**SET TASK**. Find the lines below that contain the string "veya". Copy each one.

*-*-*

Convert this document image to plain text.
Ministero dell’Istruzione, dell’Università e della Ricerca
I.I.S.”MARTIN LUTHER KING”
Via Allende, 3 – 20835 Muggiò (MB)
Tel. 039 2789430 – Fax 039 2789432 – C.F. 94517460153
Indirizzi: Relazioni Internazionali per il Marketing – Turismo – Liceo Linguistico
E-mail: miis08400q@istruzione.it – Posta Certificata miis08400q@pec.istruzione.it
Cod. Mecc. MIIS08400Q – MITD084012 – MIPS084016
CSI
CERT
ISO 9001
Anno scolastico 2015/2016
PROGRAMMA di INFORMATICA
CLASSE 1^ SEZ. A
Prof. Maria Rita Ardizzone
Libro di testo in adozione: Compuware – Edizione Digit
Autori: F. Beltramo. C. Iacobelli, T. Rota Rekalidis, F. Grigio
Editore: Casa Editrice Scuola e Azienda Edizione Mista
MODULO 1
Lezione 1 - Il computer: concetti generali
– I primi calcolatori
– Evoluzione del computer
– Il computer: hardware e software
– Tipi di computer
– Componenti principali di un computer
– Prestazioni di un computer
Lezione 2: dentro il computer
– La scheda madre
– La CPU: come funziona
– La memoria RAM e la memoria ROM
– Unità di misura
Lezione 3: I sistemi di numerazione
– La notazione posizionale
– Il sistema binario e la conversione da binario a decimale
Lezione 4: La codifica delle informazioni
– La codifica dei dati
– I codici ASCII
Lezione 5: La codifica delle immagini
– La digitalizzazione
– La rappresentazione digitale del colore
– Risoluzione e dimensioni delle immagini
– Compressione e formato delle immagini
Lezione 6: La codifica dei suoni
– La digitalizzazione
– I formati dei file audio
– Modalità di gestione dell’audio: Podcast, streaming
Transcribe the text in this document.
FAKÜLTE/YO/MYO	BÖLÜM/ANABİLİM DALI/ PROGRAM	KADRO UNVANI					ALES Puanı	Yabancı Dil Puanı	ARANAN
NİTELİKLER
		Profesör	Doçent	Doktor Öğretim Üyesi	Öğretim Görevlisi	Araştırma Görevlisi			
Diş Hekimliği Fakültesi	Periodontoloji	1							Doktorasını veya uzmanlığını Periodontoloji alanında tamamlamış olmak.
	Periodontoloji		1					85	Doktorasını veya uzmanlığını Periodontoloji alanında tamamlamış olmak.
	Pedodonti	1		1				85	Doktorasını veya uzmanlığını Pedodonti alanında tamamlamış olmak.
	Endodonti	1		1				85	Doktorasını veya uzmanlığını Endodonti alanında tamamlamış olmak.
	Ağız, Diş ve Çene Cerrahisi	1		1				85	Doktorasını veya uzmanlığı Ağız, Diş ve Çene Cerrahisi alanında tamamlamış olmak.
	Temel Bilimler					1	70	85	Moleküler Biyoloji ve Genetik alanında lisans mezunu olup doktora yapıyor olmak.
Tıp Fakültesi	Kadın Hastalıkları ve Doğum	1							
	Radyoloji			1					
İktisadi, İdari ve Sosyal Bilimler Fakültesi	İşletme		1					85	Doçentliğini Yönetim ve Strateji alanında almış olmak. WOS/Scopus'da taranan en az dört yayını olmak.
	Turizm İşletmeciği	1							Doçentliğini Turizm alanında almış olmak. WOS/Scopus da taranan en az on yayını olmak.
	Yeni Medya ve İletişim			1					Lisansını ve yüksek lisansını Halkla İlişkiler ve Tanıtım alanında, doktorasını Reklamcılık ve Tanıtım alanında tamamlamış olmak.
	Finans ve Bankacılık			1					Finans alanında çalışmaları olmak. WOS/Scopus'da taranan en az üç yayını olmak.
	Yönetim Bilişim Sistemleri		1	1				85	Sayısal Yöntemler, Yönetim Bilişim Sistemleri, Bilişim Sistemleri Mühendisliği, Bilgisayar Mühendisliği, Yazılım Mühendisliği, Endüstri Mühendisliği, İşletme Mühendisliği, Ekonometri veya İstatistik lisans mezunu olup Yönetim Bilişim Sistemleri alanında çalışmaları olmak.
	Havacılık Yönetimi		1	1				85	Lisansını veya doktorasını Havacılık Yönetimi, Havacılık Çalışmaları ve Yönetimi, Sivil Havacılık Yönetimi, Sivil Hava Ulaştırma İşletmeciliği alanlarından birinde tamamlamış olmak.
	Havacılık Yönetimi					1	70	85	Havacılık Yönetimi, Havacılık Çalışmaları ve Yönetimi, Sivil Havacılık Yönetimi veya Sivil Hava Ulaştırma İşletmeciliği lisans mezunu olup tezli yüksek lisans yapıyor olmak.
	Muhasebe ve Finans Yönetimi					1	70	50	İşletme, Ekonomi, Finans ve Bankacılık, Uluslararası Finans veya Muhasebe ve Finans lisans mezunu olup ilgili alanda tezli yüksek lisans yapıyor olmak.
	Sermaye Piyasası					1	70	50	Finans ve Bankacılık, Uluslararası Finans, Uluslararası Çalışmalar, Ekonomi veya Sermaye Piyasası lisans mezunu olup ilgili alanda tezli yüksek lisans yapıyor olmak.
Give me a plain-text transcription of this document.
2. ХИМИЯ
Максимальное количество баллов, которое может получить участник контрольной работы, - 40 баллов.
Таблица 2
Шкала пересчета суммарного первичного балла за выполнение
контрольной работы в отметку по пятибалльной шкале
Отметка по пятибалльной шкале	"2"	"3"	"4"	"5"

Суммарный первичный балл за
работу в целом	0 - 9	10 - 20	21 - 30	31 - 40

*-*-*

**RESULT OF THE EXERCISE**.
Diş Hekimliği Fakültesi	Periodontoloji	1							Doktorasını veya uzmanlığını Periodontoloji alanında tamamlamış olmak.
	Periodontoloji		1					85	Doktorasını veya uzmanlığını Periodontoloji alanında tamamlamış olmak.
	Pedodonti	1		1				85	Doktorasını veya uzmanlığını Pedodonti alanında tamamlamış olmak.
	Endodonti	1		1				85	Doktorasını veya uzmanlığını Endodonti alanında tamamlamış olmak.
	Ağız, Diş ve Çene Cerrahisi	1		1				85	Doktorasını veya uzmanlığı Ağız, Diş ve Çene Cerrahisi alanında tamamlamış olmak.
	Yönetim Bilişim Sistemleri		1	1				85	Sayısal Yöntemler, Yönetim Bilişim Sistemleri, Bilişim Sistemleri Mühendisliği, Bilgisayar Mühendisliği, Yazılım Mühendisliği, Endüstri Mühendisliği, İşletme Mühendisliği, Ekonometri veya İstatistik lisans mezunu olup Yönetim Bilişim Sistemleri alanında çalışmaları olmak.
	Havacılık Yönetimi		1	1				85	Lisansını veya doktorasını Havacılık Yönetimi, Havacılık Çalışmaları ve Yönetimi, Sivil Havacılık Yönetimi, Sivil Hava Ulaştırma İşletmeciliği alanlarından birinde tamamlamış olmak.
	Havacılık Yönetimi					1	70	85	Havacılık Yönetimi, Havacılık Çalışmaları ve Yönetimi, Sivil Havacılık Yönetimi veya Sivil Hava Ulaştırma İşletmeciliği lisans mezunu olup tezli yüksek lisans yapıyor olmak.
	Muhasebe ve Finans Yönetimi					1	70	50	İşletme, Ekonomi, Finans ve Bankacılık, Uluslararası Finans veya Muhasebe ve Finans lisans mezunu olup ilgili alanda tezli yüksek lisans yapıyor olmak.
	Sermaye Piyasası					1	70	50	Finans ve Bankacılık, Uluslararası Finans, Uluslararası Çalışmalar, Ekonomi veya Sermaye Piyasası lisans mezunu olup ilgili alanda tezli yüksek lisans yapıyor olmak.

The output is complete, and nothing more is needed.